CONSIGNE – Recopiez intégralement le texte ci-dessous sur ce que les drapeaux disent de leur pays, sans y changer un mot.

Ce que les drapeaux disent de leur pays

Porteur de sens, le drapeau est un objet éminemment politique. Bien plus qu’un morceau de tissu, cet emblème est devenu, au fil de l’histoire, un marqueur unique d’affirmation, d'unité nationale et de reconnaissance sur la scène internationale.

De Morgane Joulin
Publication 10 juin 2024, 18:26 CEST
Les drapeaux des pays sont régulièrement modifiés, soit en fonction d'un changement de régime, soit par ...

Les drapeaux des pays sont régulièrement modifiés, soit en fonction d'un changement de régime, soit par goût. Certains n'ont jamais évolué. Le drapeau du Danemark, qui date de 1536 est de ceux-là, ce qui en fait le plus vieux drapeau encore utilisé. En ce qui concerne les autres, la plupart ont été conçus aux 19e et 20e siècle, avec un pic entre 1960 et 1980, avec la fin de la colonisation.

PHOTOGRAPHIE DE Prisma by Dukas Presseagentur GmbH / Alamy Banque D'Images

Chaque drapeau possède une histoire unique. Il peut être inspiré de l’histoire du lieu géographique qu’il représente, de symboles liés à sa culture, ou d’autres facteurs très divers. Le drapeau n’est pas le seul fait des États, il constitue un symbole qui permet de représenter « la personne morale » d’un groupe ou d’une communauté. À titre d’exemple, le drapeau blanc est un symbole international pour la paix, ou de reddition dans un contexte guerrier. Le drapeau arc-en-ciel symbolise la communauté LGBTQIA+, et le drapeau de la Croix-Rouge représente l’organisation éponyme. Mais alors, d’où viennent les drapeaux nationaux que nous voyons lors de représentations politiques, militaires, sportives ou culturelles ?

LISTE DES DONNÉES –
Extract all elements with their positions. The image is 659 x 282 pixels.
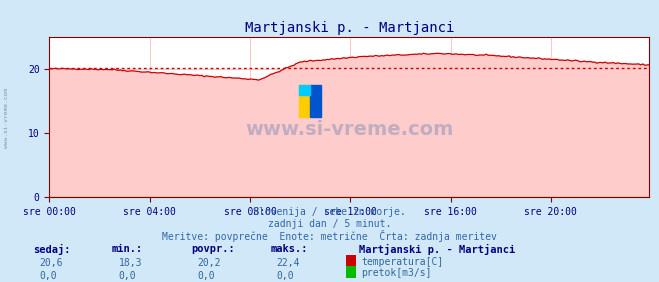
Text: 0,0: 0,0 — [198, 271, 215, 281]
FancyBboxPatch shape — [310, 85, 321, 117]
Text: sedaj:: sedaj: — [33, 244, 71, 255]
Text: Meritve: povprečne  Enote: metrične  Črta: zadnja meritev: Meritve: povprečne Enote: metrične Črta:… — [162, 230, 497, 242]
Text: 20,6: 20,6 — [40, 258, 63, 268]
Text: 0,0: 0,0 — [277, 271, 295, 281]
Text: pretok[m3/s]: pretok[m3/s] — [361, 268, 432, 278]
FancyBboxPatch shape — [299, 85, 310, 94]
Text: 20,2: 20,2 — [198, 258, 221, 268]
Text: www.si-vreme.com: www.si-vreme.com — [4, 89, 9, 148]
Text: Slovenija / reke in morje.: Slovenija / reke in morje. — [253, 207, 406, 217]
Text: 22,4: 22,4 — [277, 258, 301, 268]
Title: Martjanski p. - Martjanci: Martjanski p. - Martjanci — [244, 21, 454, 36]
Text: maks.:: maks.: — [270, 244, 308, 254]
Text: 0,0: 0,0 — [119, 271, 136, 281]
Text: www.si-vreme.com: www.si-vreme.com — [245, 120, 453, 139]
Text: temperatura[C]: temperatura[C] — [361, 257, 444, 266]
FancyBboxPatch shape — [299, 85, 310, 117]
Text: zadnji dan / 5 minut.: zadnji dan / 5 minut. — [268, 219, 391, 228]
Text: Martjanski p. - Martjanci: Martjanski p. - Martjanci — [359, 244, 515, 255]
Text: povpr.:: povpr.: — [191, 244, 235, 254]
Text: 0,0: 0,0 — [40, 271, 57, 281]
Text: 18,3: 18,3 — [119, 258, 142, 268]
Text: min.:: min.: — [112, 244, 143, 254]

SOLUTION CI-DESSOUS –
Ce que les drapeaux disent de leur pays

Porteur de sens, le drapeau est un objet éminemment politique. Bien plus qu’un morceau de tissu, cet emblème est devenu, au fil de l’histoire, un marqueur unique d’affirmation, d'unité nationale et de reconnaissance sur la scène internationale.

De Morgane Joulin
Publication 10 juin 2024, 18:26 CEST
Les drapeaux des pays sont régulièrement modifiés, soit en fonction d'un changement de régime, soit par ...

Les drapeaux des pays sont régulièrement modifiés, soit en fonction d'un changement de régime, soit par goût. Certains n'ont jamais évolué. Le drapeau du Danemark, qui date de 1536 est de ceux-là, ce qui en fait le plus vieux drapeau encore utilisé. En ce qui concerne les autres, la plupart ont été conçus aux 19e et 20e siècle, avec un pic entre 1960 et 1980, avec la fin de la colonisation.

PHOTOGRAPHIE DE Prisma by Dukas Presseagentur GmbH / Alamy Banque D'Images

Chaque drapeau possède une histoire unique. Il peut être inspiré de l’histoire du lieu géographique qu’il représente, de symboles liés à sa culture, ou d’autres facteurs très divers. Le drapeau n’est pas le seul fait des États, il constitue un symbole qui permet de représenter « la personne morale » d’un groupe ou d’une communauté. À titre d’exemple, le drapeau blanc est un symbole international pour la paix, ou de reddition dans un contexte guerrier. Le drapeau arc-en-ciel symbolise la communauté LGBTQIA+, et le drapeau de la Croix-Rouge représente l’organisation éponyme. Mais alors, d’où viennent les drapeaux nationaux que nous voyons lors de représentations politiques, militaires, sportives ou culturelles ?